[GOAL OF THE EXERCISE]: Can you retype every record below exactly as written?

......

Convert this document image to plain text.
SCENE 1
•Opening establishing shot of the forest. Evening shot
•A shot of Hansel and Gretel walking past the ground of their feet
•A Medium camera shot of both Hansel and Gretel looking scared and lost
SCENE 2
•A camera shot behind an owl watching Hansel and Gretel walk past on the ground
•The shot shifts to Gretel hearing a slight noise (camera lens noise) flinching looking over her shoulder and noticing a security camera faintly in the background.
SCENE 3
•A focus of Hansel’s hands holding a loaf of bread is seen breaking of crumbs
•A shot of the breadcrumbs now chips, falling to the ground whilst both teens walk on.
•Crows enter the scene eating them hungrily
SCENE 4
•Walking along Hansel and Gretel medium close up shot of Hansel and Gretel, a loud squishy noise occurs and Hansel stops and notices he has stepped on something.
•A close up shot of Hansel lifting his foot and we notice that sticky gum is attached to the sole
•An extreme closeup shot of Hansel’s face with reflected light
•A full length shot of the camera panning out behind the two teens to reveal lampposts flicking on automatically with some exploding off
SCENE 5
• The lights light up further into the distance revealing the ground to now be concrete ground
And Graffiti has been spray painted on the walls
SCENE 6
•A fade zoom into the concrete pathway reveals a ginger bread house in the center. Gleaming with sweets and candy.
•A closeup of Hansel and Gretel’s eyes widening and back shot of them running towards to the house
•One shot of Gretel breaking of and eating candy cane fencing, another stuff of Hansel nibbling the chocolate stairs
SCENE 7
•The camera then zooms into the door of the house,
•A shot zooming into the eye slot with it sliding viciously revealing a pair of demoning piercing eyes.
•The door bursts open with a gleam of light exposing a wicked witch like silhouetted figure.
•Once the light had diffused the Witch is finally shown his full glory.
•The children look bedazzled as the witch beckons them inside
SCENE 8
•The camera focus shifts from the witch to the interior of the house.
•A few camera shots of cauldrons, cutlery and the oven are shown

......

[WRITTEN SOLUTION]:
Convert this document image to plain text.
SCENE 1
•Opening establishing shot of the forest. Evening shot
•A shot of Hansel and Gretel walking past the ground of their feet
•A Medium camera shot of both Hansel and Gretel looking scared and lost
SCENE 2
•A camera shot behind an owl watching Hansel and Gretel walk past on the ground
•The shot shifts to Gretel hearing a slight noise (camera lens noise) flinching looking over her shoulder and noticing a security camera faintly in the background.
SCENE 3
•A focus of Hansel’s hands holding a loaf of bread is seen breaking of crumbs
•A shot of the breadcrumbs now chips, falling to the ground whilst both teens walk on.
•Crows enter the scene eating them hungrily
SCENE 4
•Walking along Hansel and Gretel medium close up shot of Hansel and Gretel, a loud squishy noise occurs and Hansel stops and notices he has stepped on something.
•A close up shot of Hansel lifting his foot and we notice that sticky gum is attached to the sole
•An extreme closeup shot of Hansel’s face with reflected light
•A full length shot of the camera panning out behind the two teens to reveal lampposts flicking on automatically with some exploding off
SCENE 5
• The lights light up further into the distance revealing the ground to now be concrete ground
And Graffiti has been spray painted on the walls
SCENE 6
•A fade zoom into the concrete pathway reveals a ginger bread house in the center. Gleaming with sweets and candy.
•A closeup of Hansel and Gretel’s eyes widening and back shot of them running towards to the house
•One shot of Gretel breaking of and eating candy cane fencing, another stuff of Hansel nibbling the chocolate stairs
SCENE 7
•The camera then zooms into the door of the house,
•A shot zooming into the eye slot with it sliding viciously revealing a pair of demoning piercing eyes.
•The door bursts open with a gleam of light exposing a wicked witch like silhouetted figure.
•Once the light had diffused the Witch is finally shown his full glory.
•The children look bedazzled as the witch beckons them inside
SCENE 8
•The camera focus shifts from the witch to the interior of the house.
•A few camera shots of cauldrons, cutlery and the oven are shown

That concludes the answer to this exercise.